▸ Request
Put every line of the records below into a Markdown table with two columns, Row and Line. Number the rows in order and leave out any blank lines.

# Start of Extracted entries

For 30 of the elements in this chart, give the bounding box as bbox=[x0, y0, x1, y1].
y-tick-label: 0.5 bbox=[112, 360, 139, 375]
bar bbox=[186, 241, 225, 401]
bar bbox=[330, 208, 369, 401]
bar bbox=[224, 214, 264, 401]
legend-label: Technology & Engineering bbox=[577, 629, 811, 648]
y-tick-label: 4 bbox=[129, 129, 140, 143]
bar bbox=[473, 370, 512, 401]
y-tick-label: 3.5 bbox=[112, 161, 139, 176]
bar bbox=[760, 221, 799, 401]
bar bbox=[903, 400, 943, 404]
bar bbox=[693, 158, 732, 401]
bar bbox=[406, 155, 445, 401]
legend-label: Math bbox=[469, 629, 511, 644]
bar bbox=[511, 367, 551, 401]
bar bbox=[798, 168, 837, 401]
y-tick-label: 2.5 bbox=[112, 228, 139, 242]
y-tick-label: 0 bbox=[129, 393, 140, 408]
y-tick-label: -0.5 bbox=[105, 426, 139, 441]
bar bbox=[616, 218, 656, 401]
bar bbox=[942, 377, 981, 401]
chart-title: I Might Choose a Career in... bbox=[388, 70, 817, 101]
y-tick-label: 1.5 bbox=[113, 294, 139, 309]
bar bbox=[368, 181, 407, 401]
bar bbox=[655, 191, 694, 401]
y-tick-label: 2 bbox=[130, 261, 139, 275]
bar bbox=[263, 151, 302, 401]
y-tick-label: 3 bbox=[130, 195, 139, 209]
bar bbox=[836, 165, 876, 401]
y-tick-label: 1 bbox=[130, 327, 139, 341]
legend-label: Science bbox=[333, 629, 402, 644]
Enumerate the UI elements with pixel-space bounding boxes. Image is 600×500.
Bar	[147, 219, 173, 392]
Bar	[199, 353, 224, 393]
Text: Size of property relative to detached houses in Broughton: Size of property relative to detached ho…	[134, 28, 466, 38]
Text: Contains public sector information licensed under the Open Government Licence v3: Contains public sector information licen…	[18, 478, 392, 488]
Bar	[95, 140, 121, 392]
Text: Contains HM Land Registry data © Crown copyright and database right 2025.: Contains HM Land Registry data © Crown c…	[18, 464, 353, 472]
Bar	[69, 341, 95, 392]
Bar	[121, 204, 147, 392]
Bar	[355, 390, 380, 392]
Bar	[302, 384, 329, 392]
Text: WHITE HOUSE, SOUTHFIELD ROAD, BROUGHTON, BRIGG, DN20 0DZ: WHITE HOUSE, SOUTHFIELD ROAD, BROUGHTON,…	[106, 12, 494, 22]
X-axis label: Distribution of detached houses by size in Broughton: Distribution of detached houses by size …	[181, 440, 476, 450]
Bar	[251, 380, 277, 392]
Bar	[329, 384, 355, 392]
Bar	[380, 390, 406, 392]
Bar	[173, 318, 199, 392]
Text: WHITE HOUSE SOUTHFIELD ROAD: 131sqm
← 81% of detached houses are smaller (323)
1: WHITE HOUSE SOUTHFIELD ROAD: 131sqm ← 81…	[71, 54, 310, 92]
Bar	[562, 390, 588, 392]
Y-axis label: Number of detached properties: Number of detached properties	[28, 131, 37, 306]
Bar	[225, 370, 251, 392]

# End of Extracted entries

▸ Written solution
| Row | Line |
|---|---|
| 1 | For 30 of the elements in this chart, give the bounding box as bbox=[x0, y0, x1, y1]. |
| 2 | y-tick-label: 0.5 bbox=[112, 360, 139, 375] |
| 3 | bar bbox=[186, 241, 225, 401] |
| 4 | bar bbox=[330, 208, 369, 401] |
| 5 | bar bbox=[224, 214, 264, 401] |
| 6 | legend-label: Technology & Engineering bbox=[577, 629, 811, 648] |
| 7 | y-tick-label: 4 bbox=[129, 129, 140, 143] |
| 8 | bar bbox=[473, 370, 512, 401] |
| 9 | y-tick-label: 3.5 bbox=[112, 161, 139, 176] |
| 10 | bar bbox=[760, 221, 799, 401] |
| 11 | bar bbox=[903, 400, 943, 404] |
| 12 | bar bbox=[693, 158, 732, 401] |
| 13 | bar bbox=[406, 155, 445, 401] |
| 14 | legend-label: Math bbox=[469, 629, 511, 644] |
| 15 | bar bbox=[511, 367, 551, 401] |
| 16 | bar bbox=[798, 168, 837, 401] |
| 17 | y-tick-label: 2.5 bbox=[112, 228, 139, 242] |
| 18 | y-tick-label: 0 bbox=[129, 393, 140, 408] |
| 19 | y-tick-label: -0.5 bbox=[105, 426, 139, 441] |
| 20 | bar bbox=[616, 218, 656, 401] |
| 21 | bar bbox=[942, 377, 981, 401] |
| 22 | chart-title: I Might Choose a Career in... bbox=[388, 70, 817, 101] |
| 23 | y-tick-label: 1.5 bbox=[113, 294, 139, 309] |
| 24 | bar bbox=[368, 181, 407, 401] |
| 25 | bar bbox=[655, 191, 694, 401] |
| 26 | y-tick-label: 2 bbox=[130, 261, 139, 275] |
| 27 | bar bbox=[263, 151, 302, 401] |
| 28 | y-tick-label: 3 bbox=[130, 195, 139, 209] |
| 29 | bar bbox=[836, 165, 876, 401] |
| 30 | y-tick-label: 1 bbox=[130, 327, 139, 341] |
| 31 | legend-label: Science bbox=[333, 629, 402, 644] |
| 32 | Enumerate the UI elements with pixel-space bounding boxes. Image is 600×500. |
| 33 | Bar	[147, 219, 173, 392] |
| 34 | Bar	[199, 353, 224, 393] |
| 35 | Text: Size of property relative to detached houses in Broughton: Size of property relative to detached ho…	[134, 28, 466, 38] |
| 36 | Text: Contains public sector information licensed under the Open Government Licence v3: Contains public sector information licen…	[18, 478, 392, 488] |
| 37 | Bar	[95, 140, 121, 392] |
| 38 | Text: Contains HM Land Registry data © Crown copyright and database right 2025.: Contains HM Land Registry data © Crown c…	[18, 464, 353, 472] |
| 39 | Bar	[69, 341, 95, 392] |
| 40 | Bar	[121, 204, 147, 392] |
| 41 | Bar	[355, 390, 380, 392] |
| 42 | Bar	[302, 384, 329, 392] |
| 43 | Text: WHITE HOUSE, SOUTHFIELD ROAD, BROUGHTON, BRIGG, DN20 0DZ: WHITE HOUSE, SOUTHFIELD ROAD, BROUGHTON,…	[106, 12, 494, 22] |
| 44 | X-axis label: Distribution of detached houses by size in Broughton: Distribution of detached houses by size …	[181, 440, 476, 450] |
| 45 | Bar	[251, 380, 277, 392] |
| 46 | Bar	[329, 384, 355, 392] |
| 47 | Bar	[380, 390, 406, 392] |
| 48 | Bar	[173, 318, 199, 392] |
| 49 | Text: WHITE HOUSE SOUTHFIELD ROAD: 131sqm |
| 50 | ← 81% of detached houses are smaller (323) |
| 51 | 1: WHITE HOUSE SOUTHFIELD ROAD: 131sqm ← 81…	[71, 54, 310, 92] |
| 52 | Bar	[562, 390, 588, 392] |
| 53 | Y-axis label: Number of detached properties: Number of detached properties	[28, 131, 37, 306] |
| 54 | Bar	[225, 370, 251, 392] |